------ Supplied records

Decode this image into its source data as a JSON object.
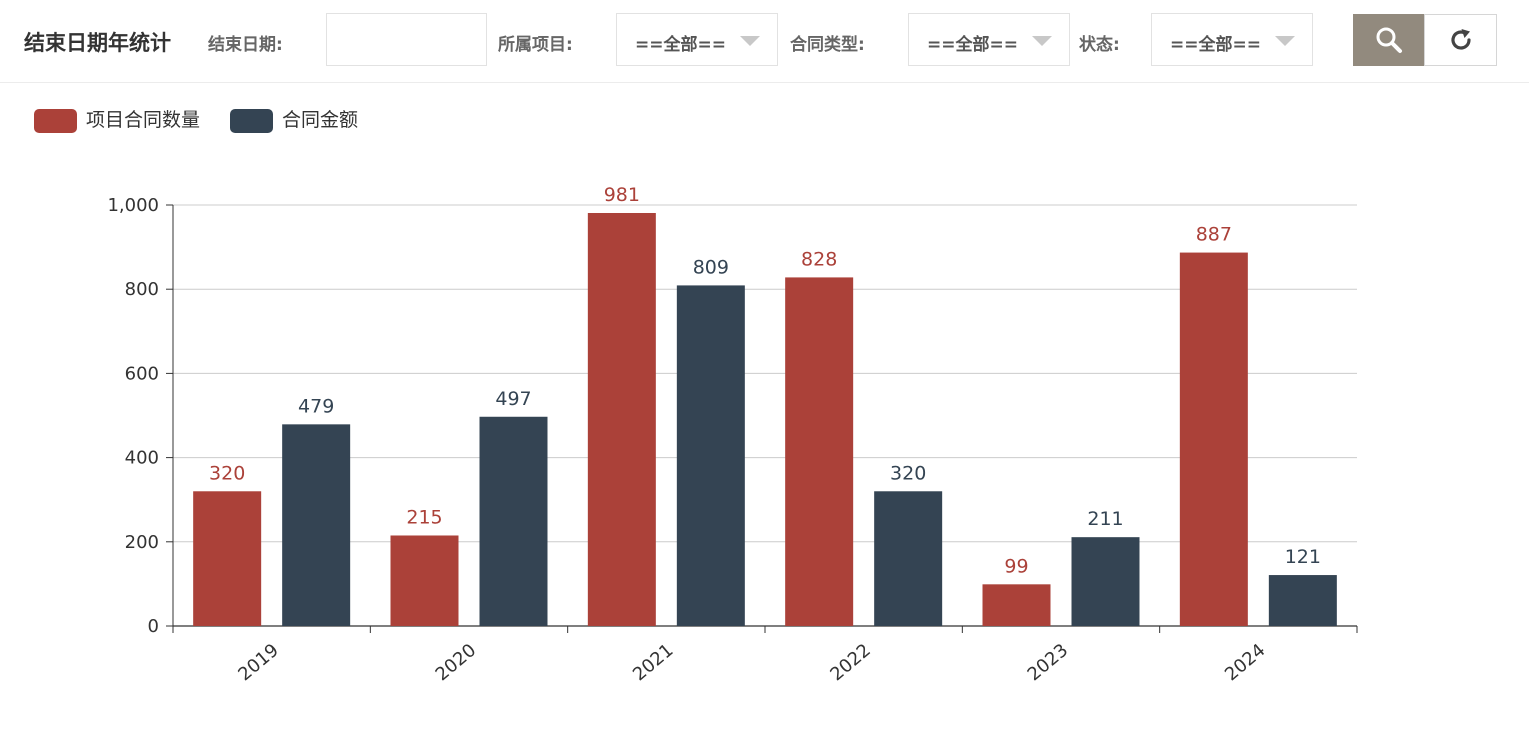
{
  "header": {
    "title": "结束日期年统计",
    "end_date_label": "结束日期:",
    "end_date_value": "",
    "project_label": "所属项目:",
    "project_value": "==全部==",
    "contract_type_label": "合同类型:",
    "contract_type_value": "==全部==",
    "status_label": "状态:",
    "status_value": "==全部==",
    "search_icon": "search-icon",
    "reset_icon": "refresh-icon",
    "search_button_color": "#928a7e"
  },
  "chart_data": {
    "type": "bar",
    "categories": [
      "2019",
      "2020",
      "2021",
      "2022",
      "2023",
      "2024"
    ],
    "series": [
      {
        "name": "项目合同数量",
        "color": "#ab4139",
        "values": [
          320,
          215,
          981,
          828,
          99,
          887
        ]
      },
      {
        "name": "合同金额",
        "color": "#344453",
        "values": [
          479,
          497,
          809,
          320,
          211,
          121
        ]
      }
    ],
    "ylim": [
      0,
      1000
    ],
    "yticks": [
      "0",
      "200",
      "400",
      "600",
      "800",
      "1,000"
    ],
    "grid": true,
    "legend_position": "top-left",
    "data_labels": true
  }
}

------------

▶ [Problem to work on]: Pictures stay out; reproduce every line of the records exactly.

▶ [Response to the exercise]:
Decode this image into its source data as a JSON object.
{
  "header": {
    "title": "结束日期年统计",
    "end_date_label": "结束日期:",
    "end_date_value": "",
    "project_label": "所属项目:",
    "project_value": "==全部==",
    "contract_type_label": "合同类型:",
    "contract_type_value": "==全部==",
    "status_label": "状态:",
    "status_value": "==全部==",
    "search_icon": "search-icon",
    "reset_icon": "refresh-icon",
    "search_button_color": "#928a7e"
  },
  "chart_data": {
    "type": "bar",
    "categories": [
      "2019",
      "2020",
      "2021",
      "2022",
      "2023",
      "2024"
    ],
    "series": [
      {
        "name": "项目合同数量",
        "color": "#ab4139",
        "values": [
          320,
          215,
          981,
          828,
          99,
          887
        ]
      },
      {
        "name": "合同金额",
        "color": "#344453",
        "values": [
          479,
          497,
          809,
          320,
          211,
          121
        ]
      }
    ],
    "ylim": [
      0,
      1000
    ],
    "yticks": [
      "0",
      "200",
      "400",
      "600",
      "800",
      "1,000"
    ],
    "grid": true,
    "legend_position": "top-left",
    "data_labels": true
  }
}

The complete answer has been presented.